[WHAT YOU WILL DO]
Turn the lines below into a JSON list of strings, with one string for each line and blank lines skipped. Leave the pictures out.

[EXTRACTED MATERIAL]
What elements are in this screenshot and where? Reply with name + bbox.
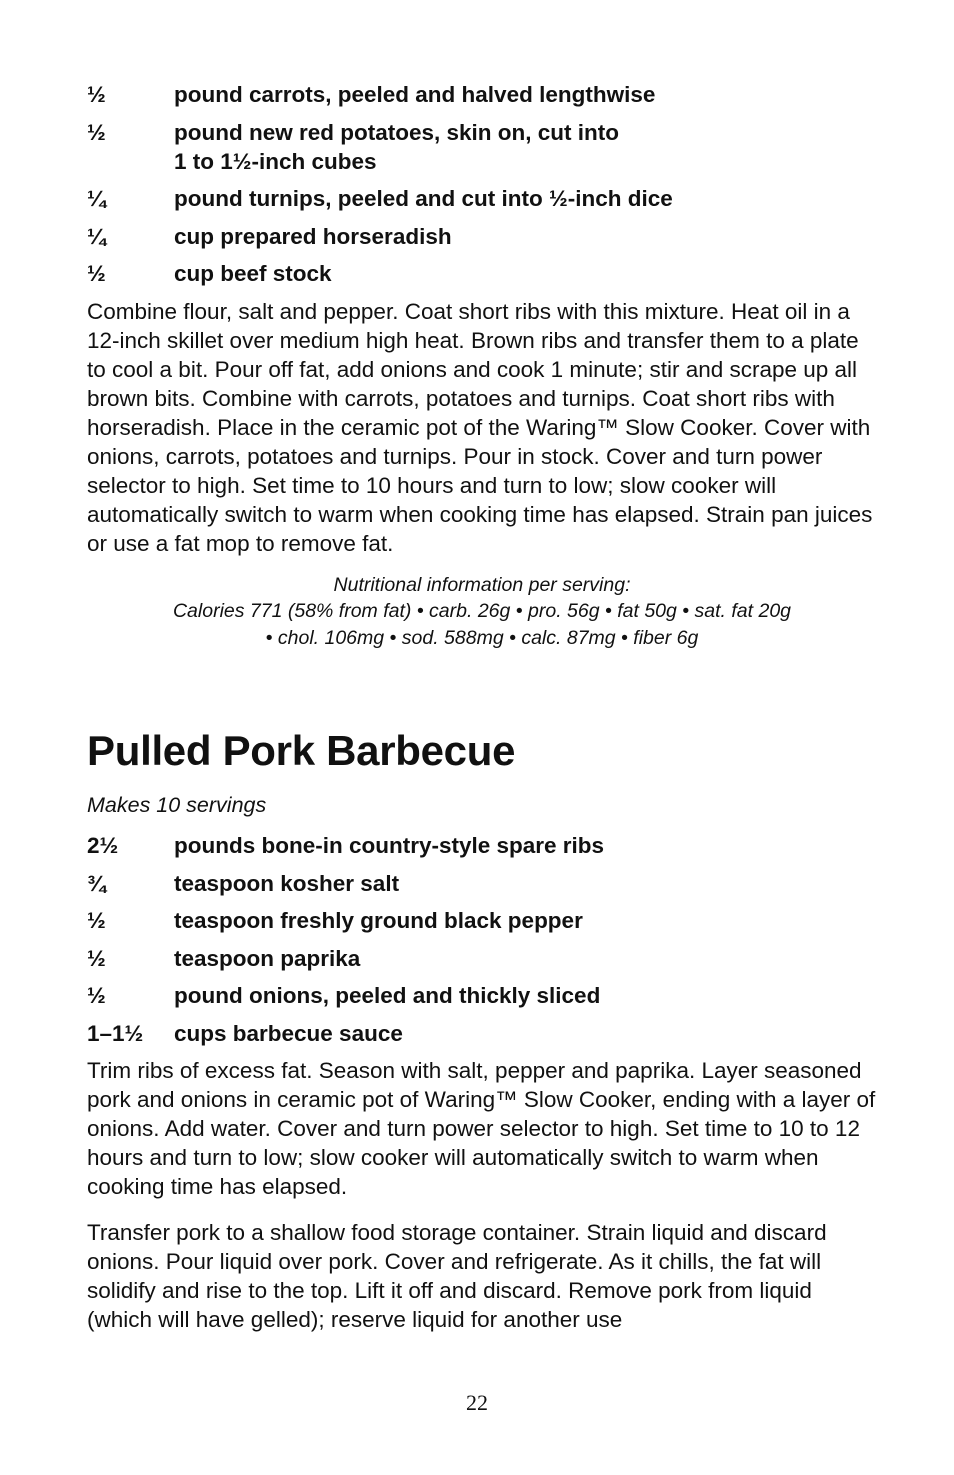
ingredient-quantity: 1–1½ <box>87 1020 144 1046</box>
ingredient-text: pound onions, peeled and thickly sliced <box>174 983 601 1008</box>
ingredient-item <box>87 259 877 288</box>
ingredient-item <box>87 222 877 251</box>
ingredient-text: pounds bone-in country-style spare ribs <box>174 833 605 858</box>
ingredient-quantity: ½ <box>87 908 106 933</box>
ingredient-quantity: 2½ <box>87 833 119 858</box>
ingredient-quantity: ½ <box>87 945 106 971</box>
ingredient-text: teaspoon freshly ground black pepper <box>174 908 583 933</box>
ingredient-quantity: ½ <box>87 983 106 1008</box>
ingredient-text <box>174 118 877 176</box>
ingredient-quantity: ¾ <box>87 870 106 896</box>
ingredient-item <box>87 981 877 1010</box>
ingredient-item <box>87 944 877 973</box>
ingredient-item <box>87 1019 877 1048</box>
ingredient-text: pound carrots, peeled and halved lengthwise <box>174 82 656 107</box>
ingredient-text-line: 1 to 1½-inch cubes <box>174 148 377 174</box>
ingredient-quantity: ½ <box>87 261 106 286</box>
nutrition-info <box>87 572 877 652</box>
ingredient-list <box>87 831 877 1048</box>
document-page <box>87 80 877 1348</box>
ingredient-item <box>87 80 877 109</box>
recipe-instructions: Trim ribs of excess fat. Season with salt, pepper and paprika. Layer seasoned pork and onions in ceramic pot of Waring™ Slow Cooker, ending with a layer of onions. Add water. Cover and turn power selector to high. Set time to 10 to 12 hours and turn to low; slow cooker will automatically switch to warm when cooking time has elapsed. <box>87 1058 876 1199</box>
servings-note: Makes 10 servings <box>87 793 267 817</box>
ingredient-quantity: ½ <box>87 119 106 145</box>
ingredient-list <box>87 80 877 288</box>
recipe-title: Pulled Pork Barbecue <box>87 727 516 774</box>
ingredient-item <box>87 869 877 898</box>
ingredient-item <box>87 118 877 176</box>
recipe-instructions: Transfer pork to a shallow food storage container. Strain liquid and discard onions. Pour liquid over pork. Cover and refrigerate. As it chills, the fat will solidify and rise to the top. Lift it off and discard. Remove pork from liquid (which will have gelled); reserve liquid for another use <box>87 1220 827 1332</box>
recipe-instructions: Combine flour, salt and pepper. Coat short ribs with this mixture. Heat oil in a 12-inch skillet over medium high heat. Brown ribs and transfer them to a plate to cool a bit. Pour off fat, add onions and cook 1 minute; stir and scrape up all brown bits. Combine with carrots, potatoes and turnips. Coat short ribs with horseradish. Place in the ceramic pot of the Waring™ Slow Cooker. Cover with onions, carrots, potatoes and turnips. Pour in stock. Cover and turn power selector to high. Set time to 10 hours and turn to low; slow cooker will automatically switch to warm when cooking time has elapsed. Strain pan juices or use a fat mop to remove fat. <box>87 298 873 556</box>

[EXERCISE ANSWER]
[
  "What elements are in this screenshot and where? Reply with name + bbox.",
  "ingredient-quantity: 1–1½ <box>87 1020 144 1046</box>",
  "ingredient-text: pound onions, peeled and thickly sliced <box>174 983 601 1008</box>",
  "ingredient-item <box>87 259 877 288</box>",
  "ingredient-item <box>87 222 877 251</box>",
  "ingredient-text: pounds bone-in country-style spare ribs <box>174 833 605 858</box>",
  "ingredient-quantity: ½ <box>87 908 106 933</box>",
  "ingredient-quantity: 2½ <box>87 833 119 858</box>",
  "ingredient-quantity: ½ <box>87 945 106 971</box>",
  "ingredient-text: teaspoon freshly ground black pepper <box>174 908 583 933</box>",
  "ingredient-quantity: ½ <box>87 983 106 1008</box>",
  "ingredient-text <box>174 118 877 176</box>",
  "ingredient-quantity: ¾ <box>87 870 106 896</box>",
  "ingredient-item <box>87 981 877 1010</box>",
  "ingredient-item <box>87 944 877 973</box>",
  "ingredient-item <box>87 1019 877 1048</box>",
  "ingredient-text: pound carrots, peeled and halved lengthwise <box>174 82 656 107</box>",
  "ingredient-text-line: 1 to 1½-inch cubes <box>174 148 377 174</box>",
  "ingredient-quantity: ½ <box>87 261 106 286</box>",
  "nutrition-info <box>87 572 877 652</box>",
  "ingredient-list <box>87 831 877 1048</box>",
  "document-page <box>87 80 877 1348</box>",
  "ingredient-item <box>87 80 877 109</box>",
  "recipe-instructions: Trim ribs of excess fat. Season with salt, pepper and paprika. Layer seasoned pork and onions in ceramic pot of Waring™ Slow Cooker, ending with a layer of onions. Add water. Cover and turn power selector to high. Set time to 10 to 12 hours and turn to low; slow cooker will automatically switch to warm when cooking time has elapsed. <box>87 1058 876 1199</box>",
  "servings-note: Makes 10 servings <box>87 793 267 817</box>",
  "ingredient-quantity: ½ <box>87 119 106 145</box>",
  "ingredient-list <box>87 80 877 288</box>",
  "recipe-title: Pulled Pork Barbecue <box>87 727 516 774</box>",
  "ingredient-item <box>87 869 877 898</box>",
  "ingredient-item <box>87 118 877 176</box>",
  "recipe-instructions: Transfer pork to a shallow food storage container. Strain liquid and discard onions. Pour liquid over pork. Cover and refrigerate. As it chills, the fat will solidify and rise to the top. Lift it off and discard. Remove pork from liquid (which will have gelled); reserve liquid for another use <box>87 1220 827 1332</box>",
  "recipe-instructions: Combine flour, salt and pepper. Coat short ribs with this mixture. Heat oil in a 12-inch skillet over medium high heat. Brown ribs and transfer them to a plate to cool a bit. Pour off fat, add onions and cook 1 minute; stir and scrape up all brown bits. Combine with carrots, potatoes and turnips. Coat short ribs with horseradish. Place in the ceramic pot of the Waring™ Slow Cooker. Cover with onions, carrots, potatoes and turnips. Pour in stock. Cover and turn power selector to high. Set time to 10 hours and turn to low; slow cooker will automatically switch to warm when cooking time has elapsed. Strain pan juices or use a fat mop to remove fat. <box>87 298 873 556</box>"
]